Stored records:

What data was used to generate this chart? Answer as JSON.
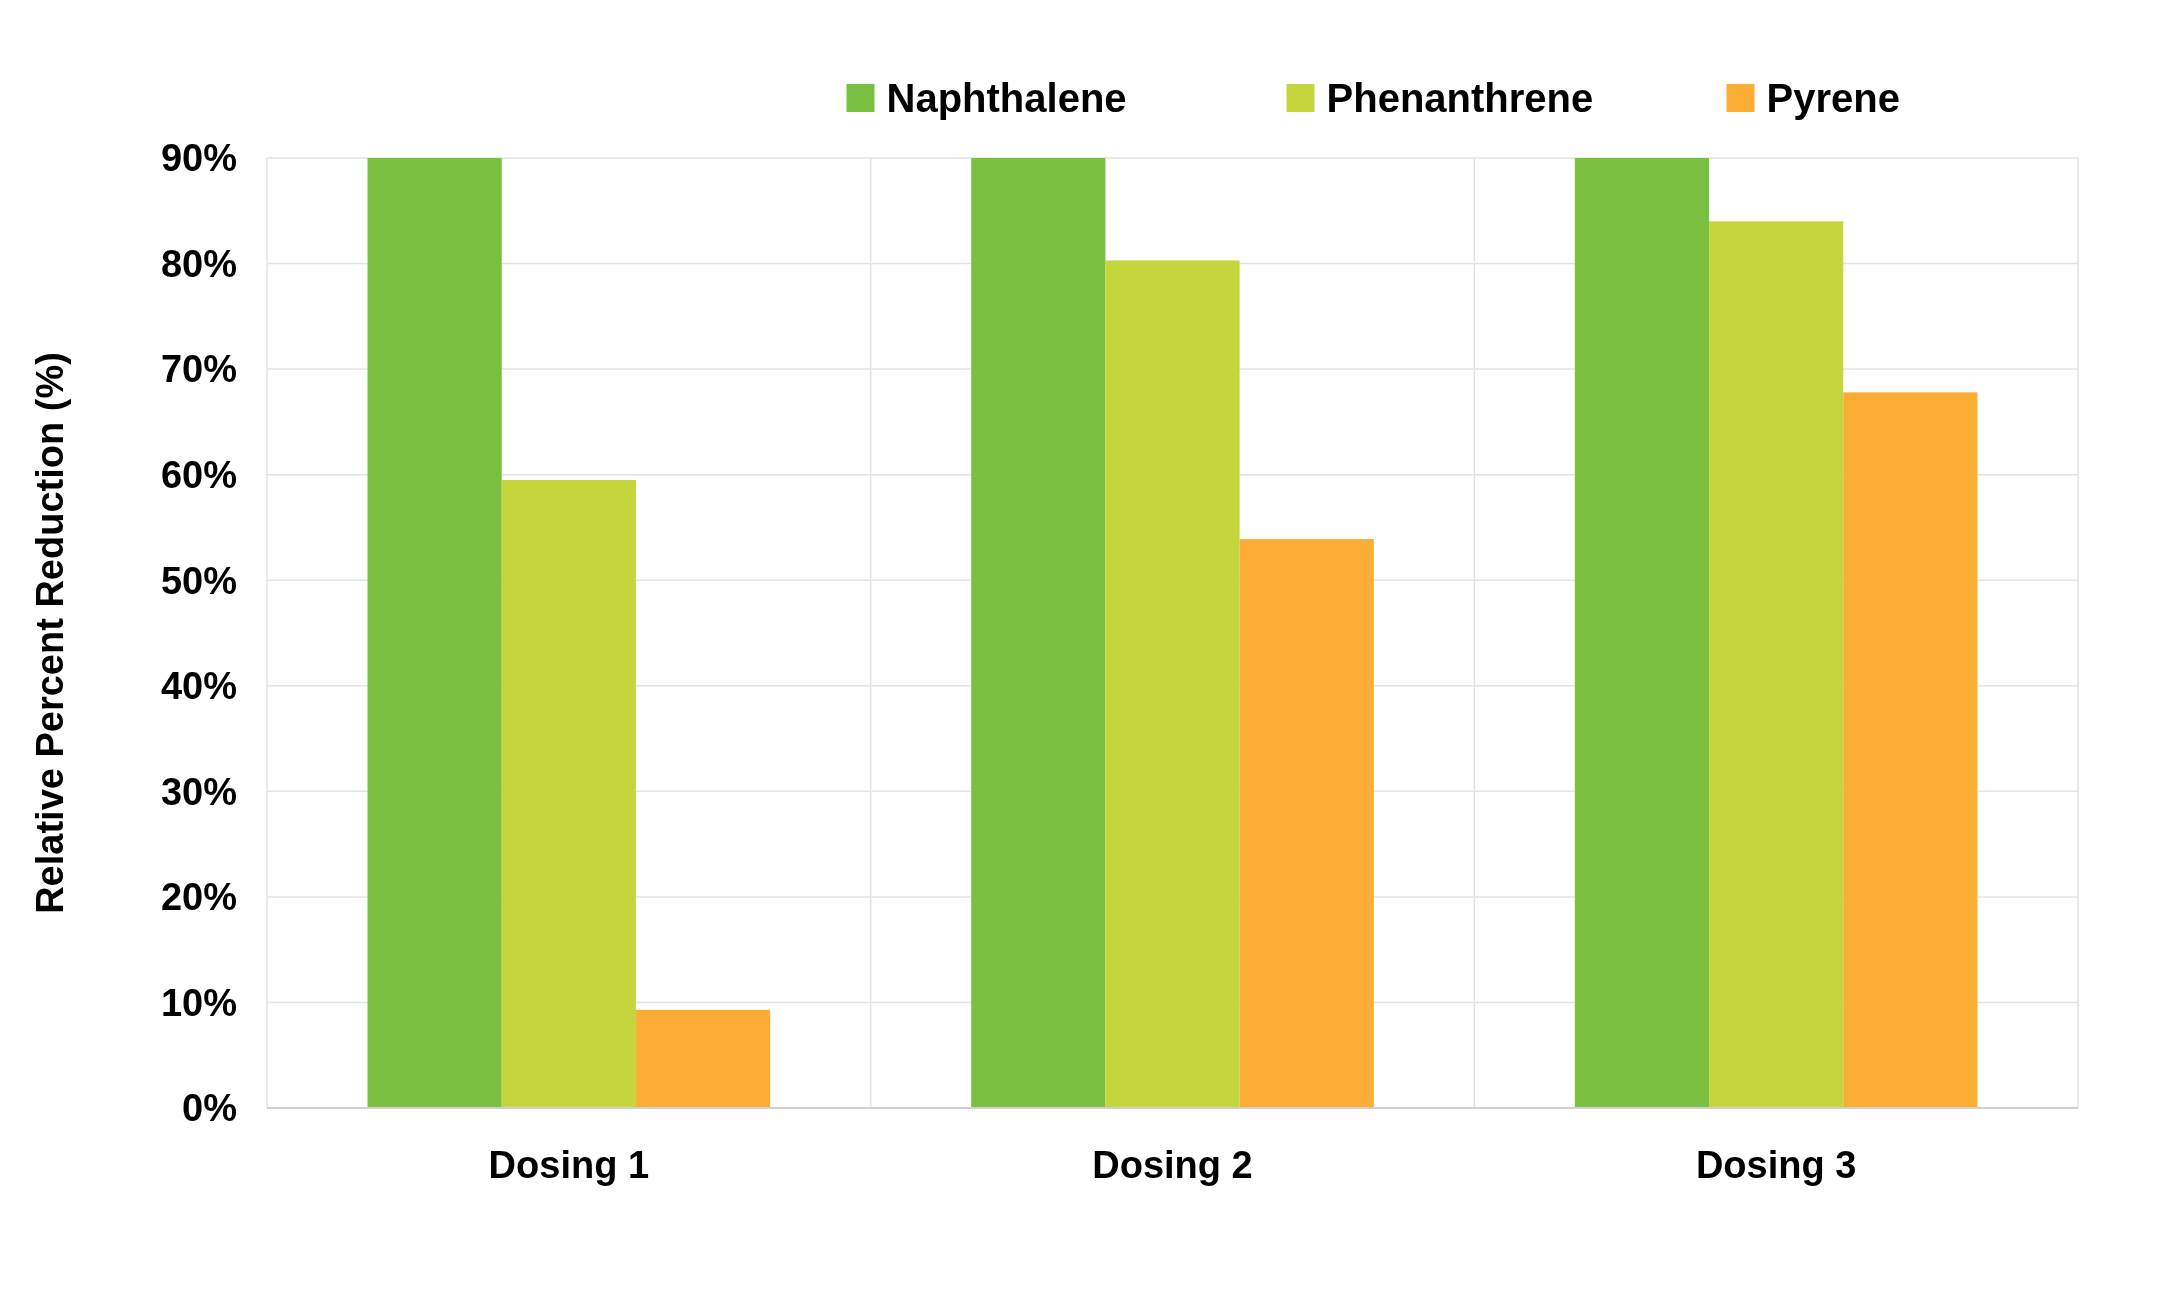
{
  "chart_data": {
    "type": "bar",
    "ylabel": "Relative Percent Reduction (%)",
    "categories": [
      "Dosing 1",
      "Dosing 2",
      "Dosing 3"
    ],
    "series": [
      {
        "name": "Naphthalene",
        "color": "#7ac142",
        "values": [
          90,
          90,
          90
        ]
      },
      {
        "name": "Phenanthrene",
        "color": "#c5d63d",
        "values": [
          59.5,
          80.3,
          84.0
        ]
      },
      {
        "name": "Pyrene",
        "color": "#fbad36",
        "values": [
          9.3,
          53.9,
          67.8
        ]
      }
    ],
    "ylim": [
      0,
      90
    ],
    "yticks": [
      {
        "value": 0,
        "label": "0%"
      },
      {
        "value": 10,
        "label": "10%"
      },
      {
        "value": 20,
        "label": "20%"
      },
      {
        "value": 30,
        "label": "30%"
      },
      {
        "value": 40,
        "label": "40%"
      },
      {
        "value": 50,
        "label": "50%"
      },
      {
        "value": 60,
        "label": "60%"
      },
      {
        "value": 70,
        "label": "70%"
      },
      {
        "value": 80,
        "label": "80%"
      },
      {
        "value": 90,
        "label": "90%"
      }
    ],
    "grid": true,
    "legend": "top"
  }
}
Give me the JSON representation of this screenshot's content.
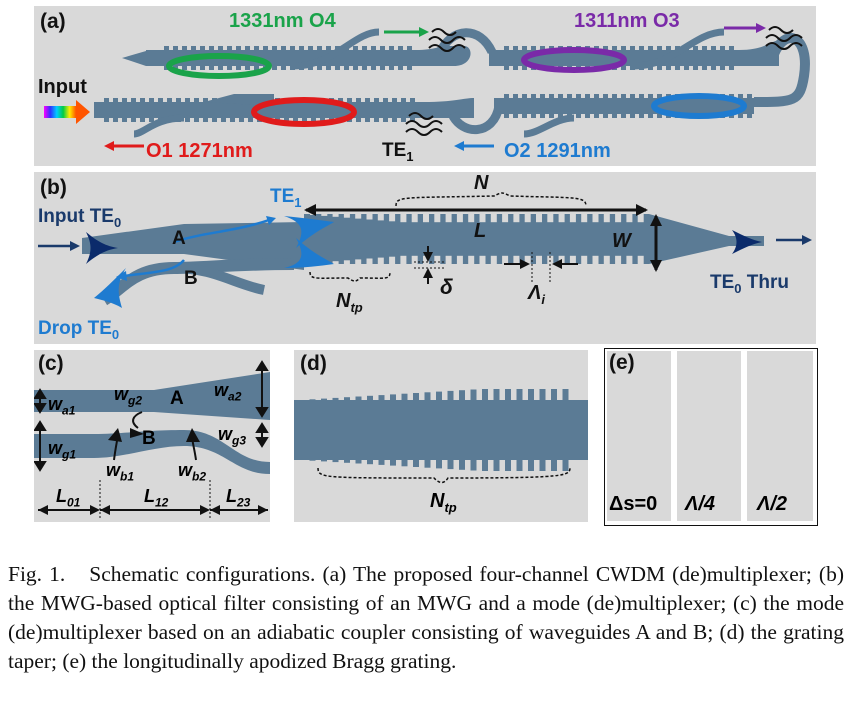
{
  "colors": {
    "panel_bg": "#d9d9d9",
    "waveguide": "#5b7b95",
    "o1_red": "#e01b1b",
    "o2_blue": "#1e7bd0",
    "o3_purple": "#7a2aa8",
    "o4_green": "#1aa34a",
    "navy": "#1a3a6b"
  },
  "panel_a": {
    "label": "(a)",
    "input_label": "Input",
    "o4_label": "1331nm O4",
    "o3_label": "1311nm O3",
    "o1_label": "O1 1271nm",
    "o2_label": "O2 1291nm",
    "te1_label": "TE",
    "te1_sub": "1"
  },
  "panel_b": {
    "label": "(b)",
    "input_label": "Input TE",
    "input_sub": "0",
    "te1_label": "TE",
    "te1_sub": "1",
    "n_label": "N",
    "l_label": "L",
    "w_label": "W",
    "a_label": "A",
    "b_label": "B",
    "ntp_label": "N",
    "ntp_sub": "tp",
    "delta_label": "δ",
    "lambda_label": "Λ",
    "lambda_sub": "i",
    "thru_label": "TE",
    "thru_sub": "0",
    "thru_suffix": " Thru",
    "drop_label": "Drop TE",
    "drop_sub": "0"
  },
  "panel_c": {
    "label": "(c)",
    "wa1": "w",
    "wa1_sub": "a1",
    "wg2": "w",
    "wg2_sub": "g2",
    "a_label": "A",
    "wa2": "w",
    "wa2_sub": "a2",
    "wg1": "w",
    "wg1_sub": "g1",
    "b_label": "B",
    "wg3": "w",
    "wg3_sub": "g3",
    "wb1": "w",
    "wb1_sub": "b1",
    "wb2": "w",
    "wb2_sub": "b2",
    "l01": "L",
    "l01_sub": "01",
    "l12": "L",
    "l12_sub": "12",
    "l23": "L",
    "l23_sub": "23"
  },
  "panel_d": {
    "label": "(d)",
    "ntp": "N",
    "ntp_sub": "tp"
  },
  "panel_e": {
    "label": "(e)",
    "ds_label": "Δs=0",
    "q_label": "Λ/4",
    "h_label": "Λ/2"
  },
  "caption": {
    "title": "Fig. 1.",
    "text": "Schematic configurations. (a) The proposed four-channel CWDM (de)multiplexer; (b) the MWG-based optical filter consisting of an MWG and a mode (de)multiplexer; (c) the mode (de)multiplexer based on an adiabatic coupler consisting of waveguides A and B; (d) the grating taper; (e) the longitudinally apodized Bragg grating."
  }
}
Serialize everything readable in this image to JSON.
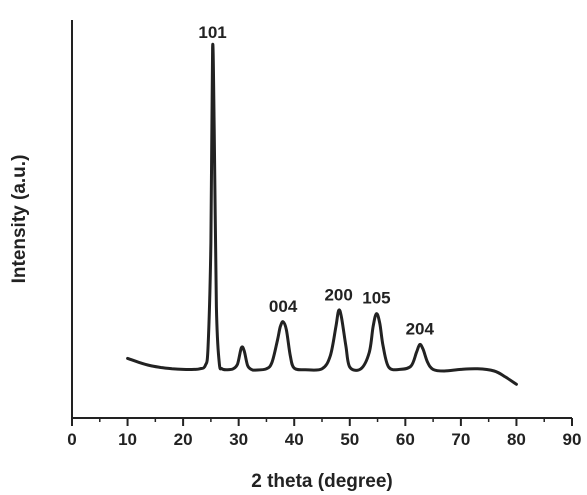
{
  "chart_data": {
    "type": "line",
    "title": "",
    "xlabel": "2 theta (degree)",
    "ylabel": "Intensity (a.u.)",
    "xlim": [
      0,
      90
    ],
    "ylim": [
      0,
      100
    ],
    "xticks": [
      0,
      10,
      20,
      30,
      40,
      50,
      60,
      70,
      80,
      90
    ],
    "grid": false,
    "legend": "none",
    "colors": {
      "line": "#222222",
      "axis": "#222222"
    },
    "series": [
      {
        "x": [
          10,
          12,
          14,
          16,
          18,
          20,
          22,
          23,
          24,
          24.5,
          25,
          25.3,
          25.6,
          26,
          26.5,
          27,
          28,
          29,
          29.8,
          30.5,
          31,
          31.6,
          32.3,
          33,
          35,
          36,
          37,
          37.5,
          38,
          38.6,
          39.3,
          40,
          42,
          45,
          46.5,
          47.5,
          48,
          48.5,
          49.3,
          50,
          52,
          53.5,
          54.2,
          54.8,
          55.4,
          56,
          57,
          59,
          61,
          62,
          62.6,
          63.2,
          64,
          65,
          67,
          70,
          73,
          76,
          78,
          80
        ],
        "y": [
          4.2,
          3.0,
          2.0,
          1.4,
          1.0,
          0.8,
          0.8,
          1.0,
          2.0,
          8.0,
          40.0,
          100.0,
          75.0,
          20.0,
          3.0,
          1.0,
          0.7,
          1.0,
          2.5,
          7.5,
          6.5,
          2.0,
          0.8,
          0.6,
          1.0,
          3.0,
          10.0,
          14.0,
          15.5,
          13.0,
          5.0,
          1.2,
          0.7,
          1.0,
          5.0,
          14.0,
          19.0,
          17.0,
          8.0,
          1.5,
          1.0,
          6.0,
          14.0,
          18.0,
          15.0,
          8.0,
          1.5,
          0.8,
          1.8,
          6.0,
          8.5,
          7.0,
          3.0,
          0.8,
          0.3,
          0.8,
          1.0,
          0.3,
          -1.5,
          -3.8
        ]
      }
    ],
    "annotations": [
      {
        "text": "101",
        "x": 25.3,
        "y": 100.0
      },
      {
        "text": "004",
        "x": 38.0,
        "y": 15.5
      },
      {
        "text": "200",
        "x": 48.0,
        "y": 19.0
      },
      {
        "text": "105",
        "x": 54.8,
        "y": 18.0
      },
      {
        "text": "204",
        "x": 62.6,
        "y": 8.5
      }
    ]
  }
}
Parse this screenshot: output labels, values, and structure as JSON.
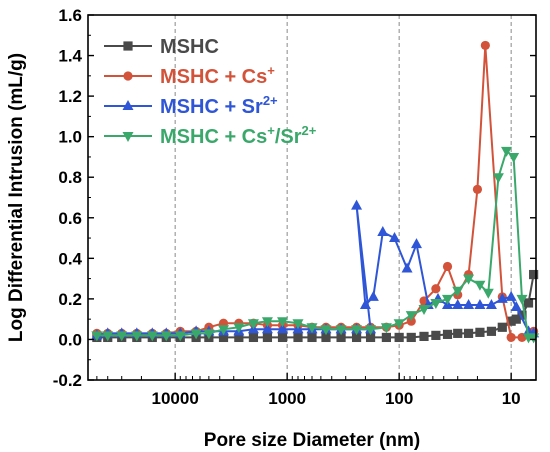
{
  "chart_data": {
    "type": "line",
    "xlabel": "Pore size Diameter (nm)",
    "ylabel": "Log Differential Intrusion (mL/g)",
    "x_scale": "log",
    "x_reversed": true,
    "xlim": [
      60000,
      6
    ],
    "ylim": [
      -0.2,
      1.6
    ],
    "x_ticks": [
      {
        "value": 10000,
        "label": "10000"
      },
      {
        "value": 1000,
        "label": "1000"
      },
      {
        "value": 100,
        "label": "100"
      },
      {
        "value": 10,
        "label": "10"
      }
    ],
    "y_ticks": [
      {
        "value": -0.2,
        "label": "-0.2"
      },
      {
        "value": 0.0,
        "label": "0.0"
      },
      {
        "value": 0.2,
        "label": "0.2"
      },
      {
        "value": 0.4,
        "label": "0.4"
      },
      {
        "value": 0.6,
        "label": "0.6"
      },
      {
        "value": 0.8,
        "label": "0.8"
      },
      {
        "value": 1.0,
        "label": "1.0"
      },
      {
        "value": 1.2,
        "label": "1.2"
      },
      {
        "value": 1.4,
        "label": "1.4"
      },
      {
        "value": 1.6,
        "label": "1.6"
      }
    ],
    "vertical_reference_lines": [
      10000,
      1000,
      100,
      10
    ],
    "grid": false,
    "legend_position": "top-left",
    "series": [
      {
        "name_main": "MSHC",
        "name_sup": "",
        "name_tail": "",
        "name_tail_sup": "",
        "color": "#4a4a4a",
        "marker": "square",
        "points": [
          [
            50000,
            0.01
          ],
          [
            40000,
            0.01
          ],
          [
            30000,
            0.01
          ],
          [
            22000,
            0.01
          ],
          [
            16000,
            0.01
          ],
          [
            12000,
            0.01
          ],
          [
            9000,
            0.01
          ],
          [
            6500,
            0.01
          ],
          [
            5000,
            0.01
          ],
          [
            3700,
            0.01
          ],
          [
            2700,
            0.01
          ],
          [
            2000,
            0.01
          ],
          [
            1500,
            0.01
          ],
          [
            1100,
            0.01
          ],
          [
            800,
            0.01
          ],
          [
            600,
            0.01
          ],
          [
            450,
            0.01
          ],
          [
            330,
            0.01
          ],
          [
            240,
            0.01
          ],
          [
            180,
            0.01
          ],
          [
            130,
            0.01
          ],
          [
            100,
            0.01
          ],
          [
            78,
            0.01
          ],
          [
            60,
            0.015
          ],
          [
            47,
            0.02
          ],
          [
            37,
            0.025
          ],
          [
            30,
            0.03
          ],
          [
            24,
            0.03
          ],
          [
            19,
            0.035
          ],
          [
            15,
            0.04
          ],
          [
            12,
            0.06
          ],
          [
            10,
            0.09
          ],
          [
            9,
            0.1
          ],
          [
            8,
            0.12
          ],
          [
            7,
            0.18
          ],
          [
            6.3,
            0.32
          ]
        ]
      },
      {
        "name_main": "MSHC + Cs",
        "name_sup": "+",
        "name_tail": "",
        "name_tail_sup": "",
        "color": "#d2533a",
        "marker": "circle",
        "points": [
          [
            50000,
            0.03
          ],
          [
            40000,
            0.03
          ],
          [
            30000,
            0.03
          ],
          [
            22000,
            0.03
          ],
          [
            16000,
            0.03
          ],
          [
            12000,
            0.03
          ],
          [
            9000,
            0.04
          ],
          [
            6500,
            0.04
          ],
          [
            5000,
            0.06
          ],
          [
            3700,
            0.08
          ],
          [
            2700,
            0.08
          ],
          [
            2000,
            0.08
          ],
          [
            1500,
            0.07
          ],
          [
            1100,
            0.07
          ],
          [
            800,
            0.07
          ],
          [
            600,
            0.06
          ],
          [
            450,
            0.06
          ],
          [
            330,
            0.06
          ],
          [
            240,
            0.06
          ],
          [
            180,
            0.06
          ],
          [
            130,
            0.06
          ],
          [
            100,
            0.07
          ],
          [
            78,
            0.09
          ],
          [
            60,
            0.19
          ],
          [
            47,
            0.25
          ],
          [
            37,
            0.36
          ],
          [
            30,
            0.22
          ],
          [
            24,
            0.32
          ],
          [
            20,
            0.74
          ],
          [
            17,
            1.45
          ],
          [
            12,
            0.21
          ],
          [
            10,
            0.01
          ],
          [
            8,
            0.01
          ],
          [
            6.3,
            0.04
          ]
        ]
      },
      {
        "name_main": "MSHC + Sr",
        "name_sup": "2+",
        "name_tail": "",
        "name_tail_sup": "",
        "color": "#2f56d6",
        "marker": "triangle-up",
        "points": [
          [
            50000,
            0.02
          ],
          [
            40000,
            0.03
          ],
          [
            30000,
            0.03
          ],
          [
            22000,
            0.03
          ],
          [
            16000,
            0.03
          ],
          [
            12000,
            0.03
          ],
          [
            9000,
            0.03
          ],
          [
            6500,
            0.04
          ],
          [
            5000,
            0.04
          ],
          [
            3700,
            0.04
          ],
          [
            2700,
            0.04
          ],
          [
            2000,
            0.05
          ],
          [
            1500,
            0.05
          ],
          [
            1100,
            0.05
          ],
          [
            800,
            0.05
          ],
          [
            600,
            0.05
          ],
          [
            450,
            0.05
          ],
          [
            330,
            0.05
          ],
          [
            240,
            0.05
          ],
          [
            180,
            0.05
          ],
          [
            240,
            0.66
          ],
          [
            200,
            0.17
          ],
          [
            170,
            0.21
          ],
          [
            140,
            0.53
          ],
          [
            110,
            0.5
          ],
          [
            85,
            0.35
          ],
          [
            70,
            0.47
          ],
          [
            55,
            0.17
          ],
          [
            45,
            0.2
          ],
          [
            37,
            0.17
          ],
          [
            30,
            0.17
          ],
          [
            24,
            0.17
          ],
          [
            19,
            0.17
          ],
          [
            15,
            0.17
          ],
          [
            12,
            0.2
          ],
          [
            10,
            0.21
          ],
          [
            9,
            0.16
          ],
          [
            7,
            0.04
          ],
          [
            6.3,
            0.03
          ]
        ]
      },
      {
        "name_main": "MSHC + Cs",
        "name_sup": "+",
        "name_tail": "/Sr",
        "name_tail_sup": "2+",
        "color": "#3aa86b",
        "marker": "triangle-down",
        "points": [
          [
            50000,
            0.02
          ],
          [
            40000,
            0.02
          ],
          [
            30000,
            0.02
          ],
          [
            22000,
            0.02
          ],
          [
            16000,
            0.02
          ],
          [
            12000,
            0.02
          ],
          [
            9000,
            0.02
          ],
          [
            6500,
            0.03
          ],
          [
            5000,
            0.03
          ],
          [
            3700,
            0.05
          ],
          [
            2700,
            0.06
          ],
          [
            2000,
            0.08
          ],
          [
            1500,
            0.09
          ],
          [
            1100,
            0.09
          ],
          [
            800,
            0.08
          ],
          [
            600,
            0.06
          ],
          [
            450,
            0.05
          ],
          [
            330,
            0.05
          ],
          [
            240,
            0.05
          ],
          [
            180,
            0.05
          ],
          [
            130,
            0.06
          ],
          [
            100,
            0.08
          ],
          [
            78,
            0.12
          ],
          [
            60,
            0.15
          ],
          [
            47,
            0.18
          ],
          [
            37,
            0.2
          ],
          [
            30,
            0.24
          ],
          [
            24,
            0.3
          ],
          [
            19,
            0.27
          ],
          [
            16,
            0.23
          ],
          [
            13,
            0.8
          ],
          [
            11,
            0.93
          ],
          [
            9.5,
            0.9
          ],
          [
            8,
            0.2
          ],
          [
            7,
            0.01
          ],
          [
            6.3,
            0.01
          ]
        ]
      }
    ]
  }
}
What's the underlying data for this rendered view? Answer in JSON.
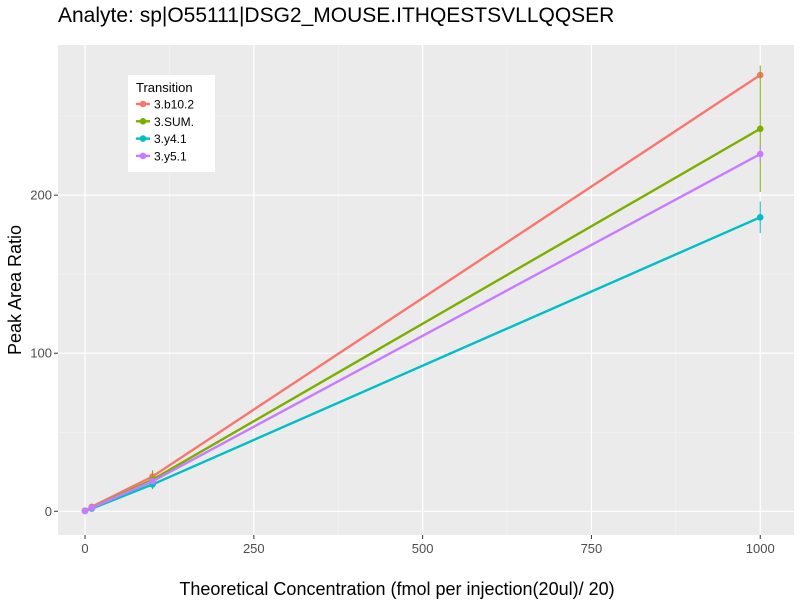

▶ Problem details
Check each line above for the word "xlabel" and copy the ones that have it.

▶ Result of this task
    "xlabel": "2 theta (degree)",
    "xlabel": "Pore size Diameter (nm)",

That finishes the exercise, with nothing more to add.